* _INSTRUCTIONS TO FOLLOW_
Give back the full listing verbatim, apart from its images.
* Begin *
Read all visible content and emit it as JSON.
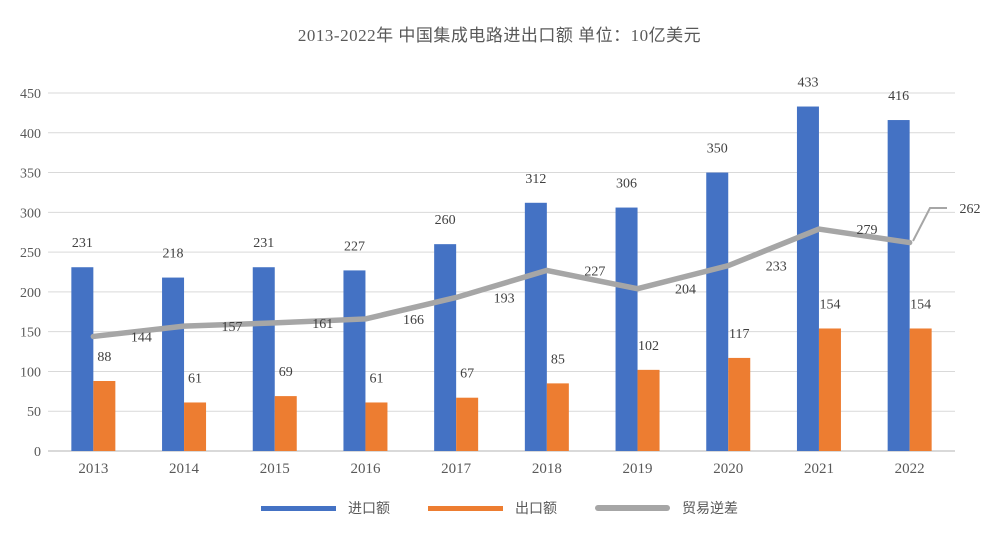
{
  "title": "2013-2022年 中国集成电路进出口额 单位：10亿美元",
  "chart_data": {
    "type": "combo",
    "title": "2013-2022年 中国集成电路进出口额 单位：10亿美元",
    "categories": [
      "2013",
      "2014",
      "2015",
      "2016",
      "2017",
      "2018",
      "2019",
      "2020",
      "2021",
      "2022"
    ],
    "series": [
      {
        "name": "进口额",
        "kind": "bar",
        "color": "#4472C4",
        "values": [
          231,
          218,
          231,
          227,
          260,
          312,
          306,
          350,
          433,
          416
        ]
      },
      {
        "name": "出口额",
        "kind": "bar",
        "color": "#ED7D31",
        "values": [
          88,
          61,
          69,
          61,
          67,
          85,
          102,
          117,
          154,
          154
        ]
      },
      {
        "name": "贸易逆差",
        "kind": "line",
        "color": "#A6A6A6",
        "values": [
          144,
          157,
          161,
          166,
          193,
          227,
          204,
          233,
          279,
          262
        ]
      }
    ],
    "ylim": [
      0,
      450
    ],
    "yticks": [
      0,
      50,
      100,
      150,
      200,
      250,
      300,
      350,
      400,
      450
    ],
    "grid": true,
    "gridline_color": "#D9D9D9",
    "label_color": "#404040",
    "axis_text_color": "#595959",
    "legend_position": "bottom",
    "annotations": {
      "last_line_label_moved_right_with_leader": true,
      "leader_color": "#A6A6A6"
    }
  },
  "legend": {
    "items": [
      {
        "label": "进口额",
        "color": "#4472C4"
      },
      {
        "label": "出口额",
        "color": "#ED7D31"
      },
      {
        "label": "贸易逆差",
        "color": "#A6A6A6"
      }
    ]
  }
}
* End *
* _SOLUTION FOR THIS PROBLEM_
Read all visible content and emit it as JSON.
{
  "title": "2013-2022年 中国集成电路进出口额 单位：10亿美元",
  "chart_data": {
    "type": "combo",
    "title": "2013-2022年 中国集成电路进出口额 单位：10亿美元",
    "categories": [
      "2013",
      "2014",
      "2015",
      "2016",
      "2017",
      "2018",
      "2019",
      "2020",
      "2021",
      "2022"
    ],
    "series": [
      {
        "name": "进口额",
        "kind": "bar",
        "color": "#4472C4",
        "values": [
          231,
          218,
          231,
          227,
          260,
          312,
          306,
          350,
          433,
          416
        ]
      },
      {
        "name": "出口额",
        "kind": "bar",
        "color": "#ED7D31",
        "values": [
          88,
          61,
          69,
          61,
          67,
          85,
          102,
          117,
          154,
          154
        ]
      },
      {
        "name": "贸易逆差",
        "kind": "line",
        "color": "#A6A6A6",
        "values": [
          144,
          157,
          161,
          166,
          193,
          227,
          204,
          233,
          279,
          262
        ]
      }
    ],
    "ylim": [
      0,
      450
    ],
    "yticks": [
      0,
      50,
      100,
      150,
      200,
      250,
      300,
      350,
      400,
      450
    ],
    "grid": true,
    "gridline_color": "#D9D9D9",
    "label_color": "#404040",
    "axis_text_color": "#595959",
    "legend_position": "bottom",
    "annotations": {
      "last_line_label_moved_right_with_leader": true,
      "leader_color": "#A6A6A6"
    }
  },
  "legend": {
    "items": [
      {
        "label": "进口额",
        "color": "#4472C4"
      },
      {
        "label": "出口额",
        "color": "#ED7D31"
      },
      {
        "label": "贸易逆差",
        "color": "#A6A6A6"
      }
    ]
  }
}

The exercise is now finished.